WHAT THE EXERCISE ASKS: Output the full listing below exactly as it reads, and skip anything that is a picture.
··· DATA PROVIDED
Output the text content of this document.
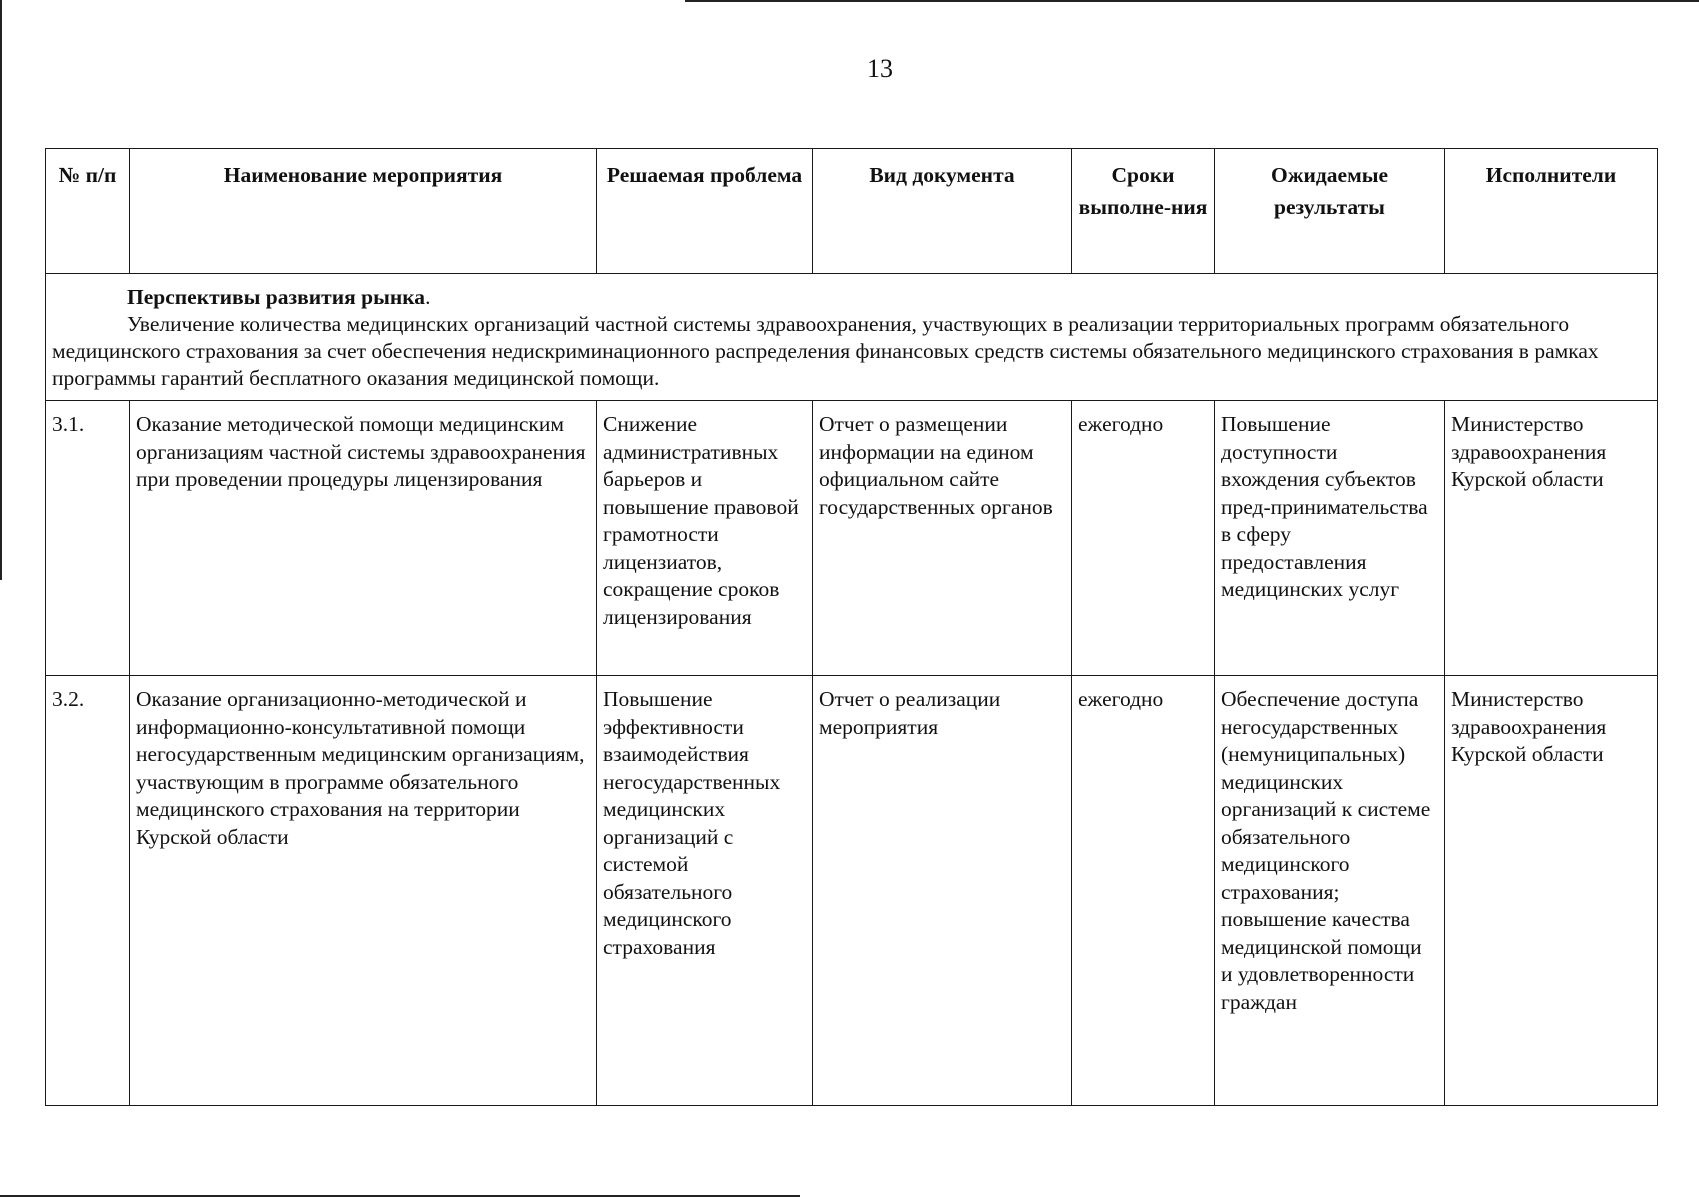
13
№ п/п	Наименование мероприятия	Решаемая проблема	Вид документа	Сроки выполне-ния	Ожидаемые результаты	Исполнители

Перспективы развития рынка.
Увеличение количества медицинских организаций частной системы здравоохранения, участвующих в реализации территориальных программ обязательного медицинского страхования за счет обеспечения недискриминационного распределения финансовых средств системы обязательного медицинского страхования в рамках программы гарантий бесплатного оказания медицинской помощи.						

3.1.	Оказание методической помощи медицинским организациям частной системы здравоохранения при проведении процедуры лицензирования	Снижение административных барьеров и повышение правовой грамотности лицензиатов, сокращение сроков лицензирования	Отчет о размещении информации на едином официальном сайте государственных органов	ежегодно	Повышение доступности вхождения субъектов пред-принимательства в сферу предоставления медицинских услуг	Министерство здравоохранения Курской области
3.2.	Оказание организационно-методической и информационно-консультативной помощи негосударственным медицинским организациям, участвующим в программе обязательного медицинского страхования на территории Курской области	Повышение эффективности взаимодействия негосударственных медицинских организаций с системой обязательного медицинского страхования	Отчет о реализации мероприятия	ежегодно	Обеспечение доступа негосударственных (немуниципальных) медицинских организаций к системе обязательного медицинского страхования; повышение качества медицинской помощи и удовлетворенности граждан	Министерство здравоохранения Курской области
······
OUTPUT OF THE EXERCISE:
Output the text content of this document.
13
№ п/п	Наименование мероприятия	Решаемая проблема	Вид документа	Сроки выполне-ния	Ожидаемые результаты	Исполнители

Перспективы развития рынка.
Увеличение количества медицинских организаций частной системы здравоохранения, участвующих в реализации территориальных программ обязательного медицинского страхования за счет обеспечения недискриминационного распределения финансовых средств системы обязательного медицинского страхования в рамках программы гарантий бесплатного оказания медицинской помощи.						

3.1.	Оказание методической помощи медицинским организациям частной системы здравоохранения при проведении процедуры лицензирования	Снижение административных барьеров и повышение правовой грамотности лицензиатов, сокращение сроков лицензирования	Отчет о размещении информации на едином официальном сайте государственных органов	ежегодно	Повышение доступности вхождения субъектов пред-принимательства в сферу предоставления медицинских услуг	Министерство здравоохранения Курской области
3.2.	Оказание организационно-методической и информационно-консультативной помощи негосударственным медицинским организациям, участвующим в программе обязательного медицинского страхования на территории Курской области	Повышение эффективности взаимодействия негосударственных медицинских организаций с системой обязательного медицинского страхования	Отчет о реализации мероприятия	ежегодно	Обеспечение доступа негосударственных (немуниципальных) медицинских организаций к системе обязательного медицинского страхования; повышение качества медицинской помощи и удовлетворенности граждан	Министерство здравоохранения Курской области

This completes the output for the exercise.